**TASK GOAL**
Reproduce every line of the listing below verbatim.

**RECORDS SHOWN**
= = = =

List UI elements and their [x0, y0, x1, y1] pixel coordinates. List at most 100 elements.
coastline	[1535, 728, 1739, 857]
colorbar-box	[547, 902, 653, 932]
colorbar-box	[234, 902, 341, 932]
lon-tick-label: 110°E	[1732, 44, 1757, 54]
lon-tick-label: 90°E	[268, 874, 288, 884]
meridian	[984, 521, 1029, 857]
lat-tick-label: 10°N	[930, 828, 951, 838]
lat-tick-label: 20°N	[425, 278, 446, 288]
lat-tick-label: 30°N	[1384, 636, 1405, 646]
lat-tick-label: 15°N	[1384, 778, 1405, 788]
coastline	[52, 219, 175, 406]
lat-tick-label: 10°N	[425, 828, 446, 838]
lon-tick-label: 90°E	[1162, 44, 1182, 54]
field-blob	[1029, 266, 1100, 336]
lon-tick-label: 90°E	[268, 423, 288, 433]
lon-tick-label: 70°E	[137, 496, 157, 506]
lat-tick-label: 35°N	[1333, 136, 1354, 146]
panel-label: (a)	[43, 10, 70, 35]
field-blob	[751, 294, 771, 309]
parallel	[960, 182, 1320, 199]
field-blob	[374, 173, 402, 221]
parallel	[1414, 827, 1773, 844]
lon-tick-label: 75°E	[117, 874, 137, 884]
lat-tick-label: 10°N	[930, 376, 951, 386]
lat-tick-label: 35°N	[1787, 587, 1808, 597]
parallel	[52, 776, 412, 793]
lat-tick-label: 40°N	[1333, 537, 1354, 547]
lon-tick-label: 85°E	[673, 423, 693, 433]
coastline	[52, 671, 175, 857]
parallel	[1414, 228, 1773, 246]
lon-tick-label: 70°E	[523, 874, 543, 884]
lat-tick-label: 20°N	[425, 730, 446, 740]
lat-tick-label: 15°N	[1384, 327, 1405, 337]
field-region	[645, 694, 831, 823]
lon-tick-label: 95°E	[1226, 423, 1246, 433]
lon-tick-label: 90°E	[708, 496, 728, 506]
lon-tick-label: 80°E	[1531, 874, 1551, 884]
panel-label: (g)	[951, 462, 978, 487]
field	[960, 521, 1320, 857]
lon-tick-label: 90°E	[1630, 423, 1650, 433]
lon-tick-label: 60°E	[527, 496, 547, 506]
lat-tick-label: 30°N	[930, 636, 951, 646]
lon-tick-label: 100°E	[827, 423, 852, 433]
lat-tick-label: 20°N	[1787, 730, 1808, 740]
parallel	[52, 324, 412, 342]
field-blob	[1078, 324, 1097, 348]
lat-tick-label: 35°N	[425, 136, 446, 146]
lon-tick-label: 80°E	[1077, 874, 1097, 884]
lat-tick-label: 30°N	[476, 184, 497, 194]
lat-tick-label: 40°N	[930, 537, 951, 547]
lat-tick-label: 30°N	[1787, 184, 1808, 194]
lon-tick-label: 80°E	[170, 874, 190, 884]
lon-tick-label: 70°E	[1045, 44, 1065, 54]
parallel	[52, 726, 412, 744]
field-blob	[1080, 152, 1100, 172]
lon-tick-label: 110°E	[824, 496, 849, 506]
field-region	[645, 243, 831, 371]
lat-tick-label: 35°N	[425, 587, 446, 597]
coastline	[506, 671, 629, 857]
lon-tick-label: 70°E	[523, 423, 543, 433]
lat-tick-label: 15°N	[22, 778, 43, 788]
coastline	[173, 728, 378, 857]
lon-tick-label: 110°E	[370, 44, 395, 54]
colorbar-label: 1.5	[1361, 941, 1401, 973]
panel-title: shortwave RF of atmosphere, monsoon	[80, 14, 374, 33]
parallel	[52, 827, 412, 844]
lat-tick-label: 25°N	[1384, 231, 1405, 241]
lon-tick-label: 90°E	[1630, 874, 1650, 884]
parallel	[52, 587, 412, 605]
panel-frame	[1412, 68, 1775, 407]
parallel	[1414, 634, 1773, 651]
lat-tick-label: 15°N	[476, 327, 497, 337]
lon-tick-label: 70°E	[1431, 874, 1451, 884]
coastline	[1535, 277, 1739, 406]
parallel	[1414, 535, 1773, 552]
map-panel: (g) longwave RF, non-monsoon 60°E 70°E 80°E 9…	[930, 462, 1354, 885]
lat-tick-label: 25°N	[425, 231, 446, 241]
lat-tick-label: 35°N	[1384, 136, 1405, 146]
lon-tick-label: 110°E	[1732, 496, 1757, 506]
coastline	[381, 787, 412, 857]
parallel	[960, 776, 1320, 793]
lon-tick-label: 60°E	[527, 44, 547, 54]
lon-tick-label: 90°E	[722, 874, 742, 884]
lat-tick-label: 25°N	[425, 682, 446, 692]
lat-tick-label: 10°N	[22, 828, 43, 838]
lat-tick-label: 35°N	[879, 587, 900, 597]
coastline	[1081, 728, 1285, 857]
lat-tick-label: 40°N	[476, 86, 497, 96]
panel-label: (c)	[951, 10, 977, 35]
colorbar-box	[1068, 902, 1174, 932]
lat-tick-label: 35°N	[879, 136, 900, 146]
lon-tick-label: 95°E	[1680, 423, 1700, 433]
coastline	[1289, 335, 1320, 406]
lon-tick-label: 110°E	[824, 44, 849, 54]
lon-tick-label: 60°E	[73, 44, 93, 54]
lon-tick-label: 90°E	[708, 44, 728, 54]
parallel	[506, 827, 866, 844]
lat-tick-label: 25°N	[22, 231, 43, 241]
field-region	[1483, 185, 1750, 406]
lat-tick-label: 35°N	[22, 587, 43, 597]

= = = =

**SOLUTION**
List UI elements and their [x0, y0, x1, y1] pixel coordinates. List at most 100 elements.
coastline	[1535, 728, 1739, 857]
colorbar-box	[547, 902, 653, 932]
colorbar-box	[234, 902, 341, 932]
lon-tick-label: 110°E	[1732, 44, 1757, 54]
lon-tick-label: 90°E	[268, 874, 288, 884]
meridian	[984, 521, 1029, 857]
lat-tick-label: 10°N	[930, 828, 951, 838]
lat-tick-label: 20°N	[425, 278, 446, 288]
lat-tick-label: 30°N	[1384, 636, 1405, 646]
lat-tick-label: 15°N	[1384, 778, 1405, 788]
coastline	[52, 219, 175, 406]
lat-tick-label: 10°N	[425, 828, 446, 838]
lon-tick-label: 90°E	[1162, 44, 1182, 54]
field-blob	[1029, 266, 1100, 336]
lon-tick-label: 90°E	[268, 423, 288, 433]
lon-tick-label: 70°E	[137, 496, 157, 506]
lat-tick-label: 35°N	[1333, 136, 1354, 146]
panel-label: (a)	[43, 10, 70, 35]
field-blob	[751, 294, 771, 309]
parallel	[960, 182, 1320, 199]
field-blob	[374, 173, 402, 221]
parallel	[1414, 827, 1773, 844]
lon-tick-label: 75°E	[117, 874, 137, 884]
lat-tick-label: 10°N	[930, 376, 951, 386]
lat-tick-label: 35°N	[1787, 587, 1808, 597]
parallel	[52, 776, 412, 793]
lat-tick-label: 40°N	[1333, 537, 1354, 547]
lon-tick-label: 85°E	[673, 423, 693, 433]
coastline	[52, 671, 175, 857]
parallel	[1414, 228, 1773, 246]
lon-tick-label: 70°E	[523, 874, 543, 884]
lat-tick-label: 20°N	[425, 730, 446, 740]
lat-tick-label: 15°N	[1384, 327, 1405, 337]
field-region	[645, 694, 831, 823]
lon-tick-label: 95°E	[1226, 423, 1246, 433]
lon-tick-label: 90°E	[708, 496, 728, 506]
lon-tick-label: 80°E	[1531, 874, 1551, 884]
panel-label: (g)	[951, 462, 978, 487]
field	[960, 521, 1320, 857]
lon-tick-label: 90°E	[1630, 423, 1650, 433]
lon-tick-label: 60°E	[527, 496, 547, 506]
lat-tick-label: 30°N	[930, 636, 951, 646]
lon-tick-label: 100°E	[827, 423, 852, 433]
lat-tick-label: 20°N	[1787, 730, 1808, 740]
parallel	[52, 324, 412, 342]
field-blob	[1078, 324, 1097, 348]
lat-tick-label: 35°N	[425, 136, 446, 146]
lon-tick-label: 80°E	[1077, 874, 1097, 884]
lat-tick-label: 30°N	[476, 184, 497, 194]
lat-tick-label: 40°N	[930, 537, 951, 547]
lat-tick-label: 30°N	[1787, 184, 1808, 194]
lon-tick-label: 80°E	[170, 874, 190, 884]
lon-tick-label: 70°E	[1045, 44, 1065, 54]
parallel	[52, 726, 412, 744]
field-blob	[1080, 152, 1100, 172]
lon-tick-label: 110°E	[824, 496, 849, 506]
field-region	[645, 243, 831, 371]
lat-tick-label: 35°N	[425, 587, 446, 597]
coastline	[506, 671, 629, 857]
lon-tick-label: 70°E	[523, 423, 543, 433]
lat-tick-label: 15°N	[22, 778, 43, 788]
coastline	[173, 728, 378, 857]
lon-tick-label: 110°E	[370, 44, 395, 54]
colorbar-label: 1.5	[1361, 941, 1401, 973]
panel-title: shortwave RF of atmosphere, monsoon	[80, 14, 374, 33]
parallel	[52, 827, 412, 844]
lat-tick-label: 25°N	[1384, 231, 1405, 241]
lon-tick-label: 90°E	[1630, 874, 1650, 884]
parallel	[52, 587, 412, 605]
panel-frame	[1412, 68, 1775, 407]
parallel	[1414, 634, 1773, 651]
lat-tick-label: 15°N	[476, 327, 497, 337]
lon-tick-label: 70°E	[1431, 874, 1451, 884]
coastline	[1535, 277, 1739, 406]
parallel	[1414, 535, 1773, 552]
map-panel: (g) longwave RF, non-monsoon 60°E 70°E 80°E 9…	[930, 462, 1354, 885]
lat-tick-label: 25°N	[425, 231, 446, 241]
lat-tick-label: 35°N	[1384, 136, 1405, 146]
lon-tick-label: 110°E	[1732, 496, 1757, 506]
coastline	[381, 787, 412, 857]
parallel	[960, 776, 1320, 793]
lon-tick-label: 60°E	[527, 44, 547, 54]
lon-tick-label: 90°E	[722, 874, 742, 884]
lat-tick-label: 25°N	[425, 682, 446, 692]
lat-tick-label: 10°N	[22, 828, 43, 838]
lat-tick-label: 35°N	[879, 587, 900, 597]
coastline	[1081, 728, 1285, 857]
lat-tick-label: 40°N	[476, 86, 497, 96]
panel-label: (c)	[951, 10, 977, 35]
colorbar-box	[1068, 902, 1174, 932]
lat-tick-label: 35°N	[879, 136, 900, 146]
lon-tick-label: 95°E	[1680, 423, 1700, 433]
coastline	[1289, 335, 1320, 406]
lon-tick-label: 110°E	[824, 44, 849, 54]
lon-tick-label: 60°E	[73, 44, 93, 54]
lon-tick-label: 90°E	[708, 44, 728, 54]
parallel	[506, 827, 866, 844]
lat-tick-label: 25°N	[22, 231, 43, 241]
field-region	[1483, 185, 1750, 406]
lat-tick-label: 35°N	[22, 587, 43, 597]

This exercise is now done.